# [TASK DETAILS]
Using the records provided below, locate and copy each line that contains the word "wines".
»»
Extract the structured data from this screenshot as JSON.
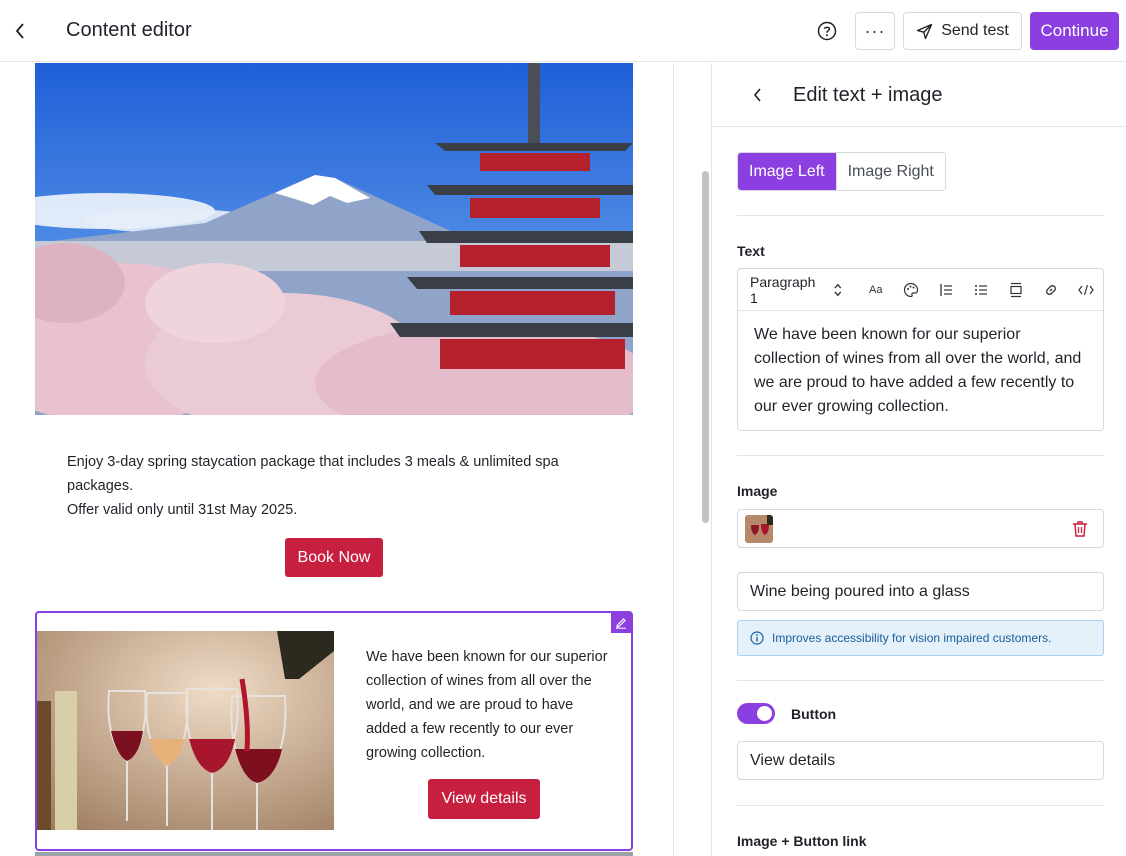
{
  "header": {
    "title": "Content editor",
    "more_label": "···",
    "send_test_label": "Send test",
    "continue_label": "Continue"
  },
  "canvas": {
    "promo_text_line1": "Enjoy 3-day spring staycation package that includes 3 meals & unlimited spa packages.",
    "promo_text_line2": "Offer valid only until 31st May 2025.",
    "book_button": "Book Now",
    "block_text": "We have been known for our superior collection of wines from all over the world, and we are proud to have added a few recently to our ever growing collection.",
    "view_button": "View details"
  },
  "panel": {
    "title": "Edit text + image",
    "layout_options": [
      "Image Left",
      "Image Right"
    ],
    "text_label": "Text",
    "paragraph_style": "Paragraph 1",
    "font_size_icon": "Aa",
    "text_content": "We have been known for our superior collection of wines from all over the world, and we are proud to have added a few recently to our ever growing collection.",
    "image_label": "Image",
    "alt_text_value": "Wine being poured into a glass",
    "info_text": "Improves accessibility for vision impaired customers.",
    "button_label": "Button",
    "button_text_value": "View details",
    "link_label": "Image + Button link"
  },
  "colors": {
    "accent": "#8b3fe0",
    "cta": "#c61f3f",
    "info_bg": "#e4f1fb"
  }
}
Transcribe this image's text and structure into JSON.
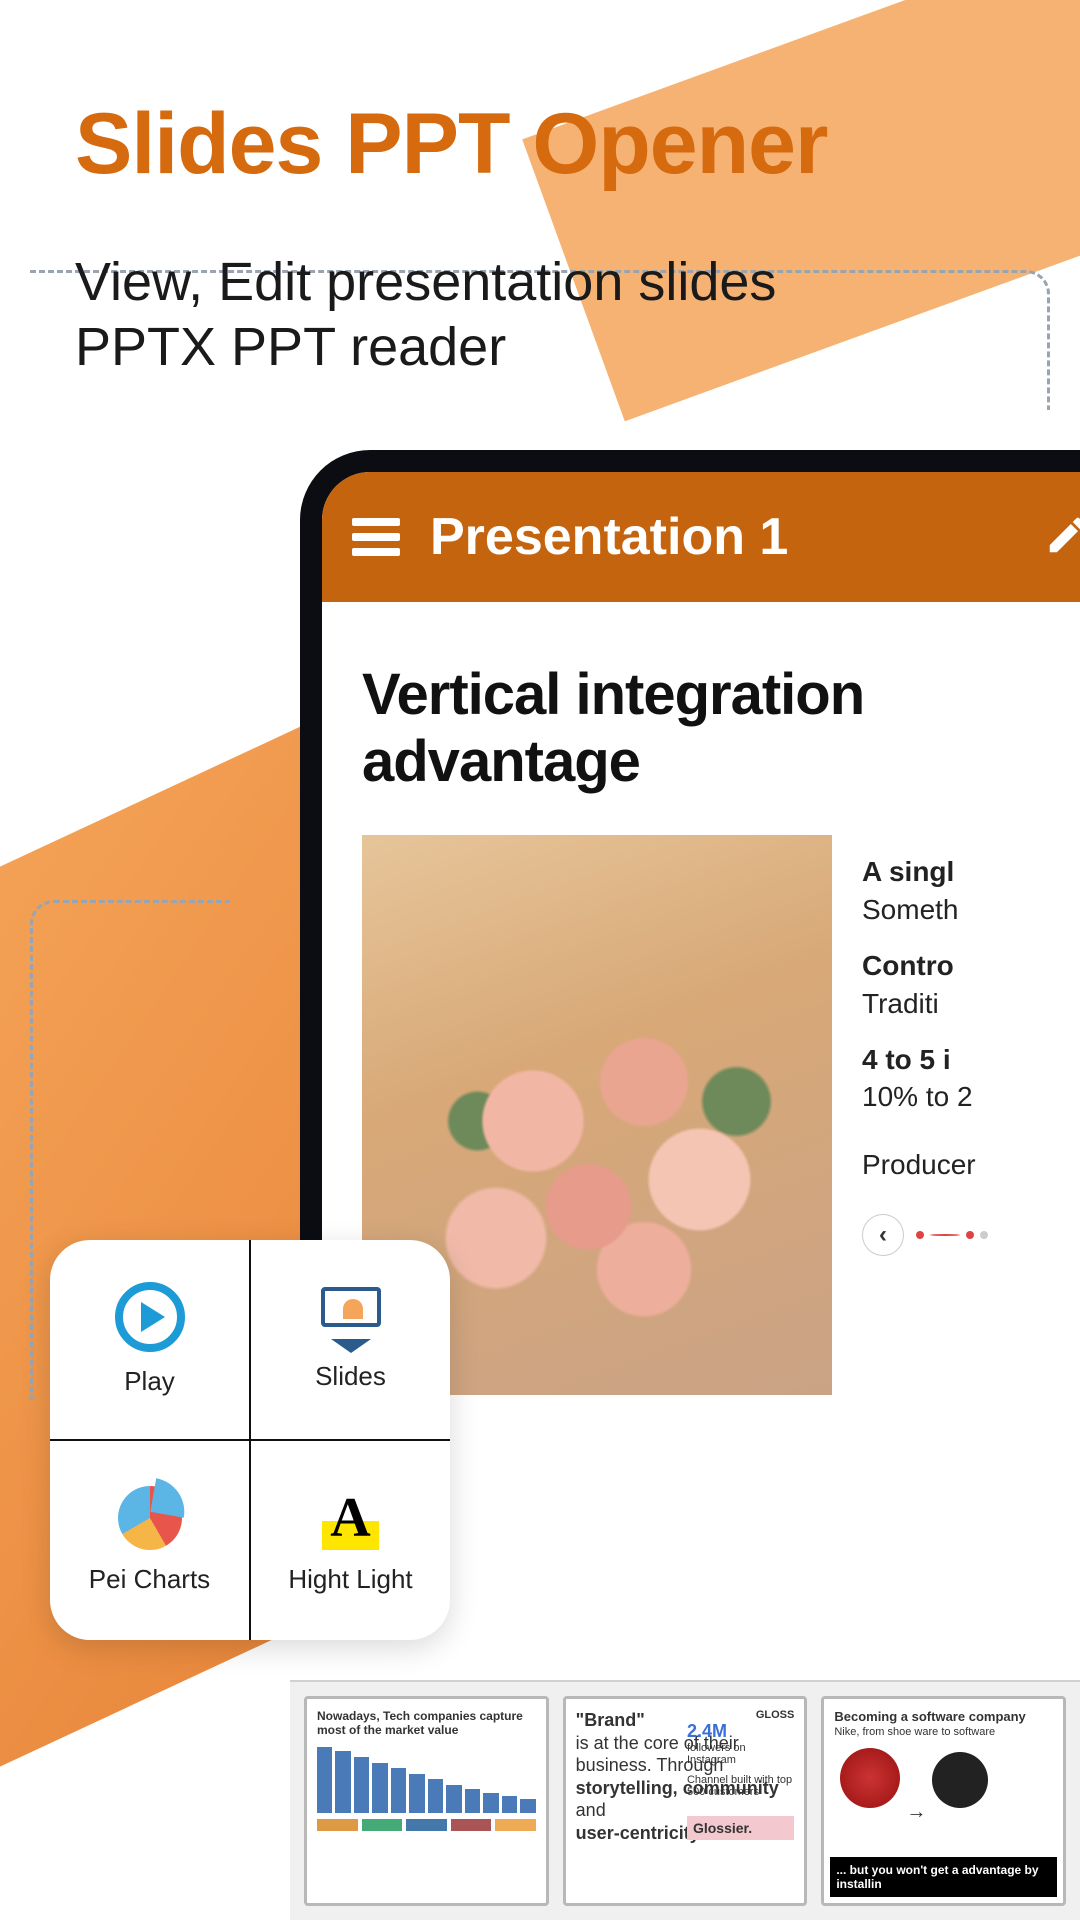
{
  "colors": {
    "accent": "#d66a0f",
    "header": "#c5640f"
  },
  "headline": "Slides PPT Opener",
  "subhead_line1": "View, Edit presentation slides",
  "subhead_line2": "PPTX PPT reader",
  "phone": {
    "title": "Presentation 1",
    "slide_title": "Vertical integration advantage",
    "side": {
      "h1": "A singl",
      "l1": "Someth",
      "h2": "Contro",
      "l2": "Traditi",
      "h3": "4 to 5 i",
      "l3": "10% to 2",
      "producer": "Producer"
    }
  },
  "features": [
    {
      "label": "Play",
      "icon": "play-icon"
    },
    {
      "label": "Slides",
      "icon": "slides-icon"
    },
    {
      "label": "Pei Charts",
      "icon": "pie-chart-icon"
    },
    {
      "label": "Hight Light",
      "icon": "highlight-icon"
    }
  ],
  "thumbnails": {
    "t1": {
      "title": "Nowadays, Tech companies capture most of the market value"
    },
    "t2": {
      "brand_word": "\"Brand\"",
      "body1": "is at the core of their business. Through",
      "body_bold": "storytelling, community",
      "body2": "and",
      "body_bold2": "user-centricity",
      "gloss": "GLOSS",
      "stat": "2.4M",
      "stat_sub": "followers on Instagram",
      "channel": "Channel built with top 500 customers",
      "glossier": "Glossier."
    },
    "t3": {
      "title": "Becoming a software company",
      "sub": "Nike, from shoe ware to software",
      "footer": "... but you won't get a advantage by installin"
    }
  }
}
««
# [TASK SOLUTION]
    "block_text": "We have been known for our superior collection of wines from all over the world, and we are proud to have added a few recently to our ever growing collection.",
    "text_content": "We have been known for our superior collection of wines from all over the world, and we are proud to have added a few recently to our ever growing collection.",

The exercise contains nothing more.